>>>

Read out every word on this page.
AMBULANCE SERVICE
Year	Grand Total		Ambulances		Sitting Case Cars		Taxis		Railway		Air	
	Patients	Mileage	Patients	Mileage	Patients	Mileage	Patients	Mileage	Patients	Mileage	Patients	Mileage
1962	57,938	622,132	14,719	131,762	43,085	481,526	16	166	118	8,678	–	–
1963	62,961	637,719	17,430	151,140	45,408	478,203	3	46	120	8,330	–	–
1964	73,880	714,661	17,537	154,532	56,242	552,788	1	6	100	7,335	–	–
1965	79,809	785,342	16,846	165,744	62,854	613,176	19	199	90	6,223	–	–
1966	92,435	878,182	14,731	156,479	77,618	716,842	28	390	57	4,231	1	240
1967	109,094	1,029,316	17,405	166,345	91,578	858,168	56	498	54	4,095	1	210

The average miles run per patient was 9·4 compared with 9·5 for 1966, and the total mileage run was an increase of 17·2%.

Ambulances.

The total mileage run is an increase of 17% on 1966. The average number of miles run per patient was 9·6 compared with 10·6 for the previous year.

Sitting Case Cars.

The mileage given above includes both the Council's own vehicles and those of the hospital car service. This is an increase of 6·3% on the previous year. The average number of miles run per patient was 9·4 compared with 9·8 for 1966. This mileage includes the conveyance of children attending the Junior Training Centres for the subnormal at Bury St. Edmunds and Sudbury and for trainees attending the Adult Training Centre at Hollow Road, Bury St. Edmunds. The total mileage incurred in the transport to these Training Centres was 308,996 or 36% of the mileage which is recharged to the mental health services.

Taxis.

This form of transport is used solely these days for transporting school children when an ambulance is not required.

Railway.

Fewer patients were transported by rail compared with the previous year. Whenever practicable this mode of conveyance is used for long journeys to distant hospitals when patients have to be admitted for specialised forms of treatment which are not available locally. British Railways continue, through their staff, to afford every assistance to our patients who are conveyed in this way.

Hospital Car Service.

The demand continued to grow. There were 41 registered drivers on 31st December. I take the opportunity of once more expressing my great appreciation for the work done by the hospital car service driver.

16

<<<

== EXERCISE REQUIREMENTS ==
Look through the entries and copy every line in which the string "used" appears.

== RESPONSE AREA ==
This form of transport is used solely these days for transporting school children when an ambulance is not required.
Fewer patients were transported by rail compared with the previous year. Whenever practicable this mode of conveyance is used for long journeys to distant hospitals when patients have to be admitted for specialised forms of treatment which are not available locally. British Railways continue, through their staff, to afford every assistance to our patients who are conveyed in this way.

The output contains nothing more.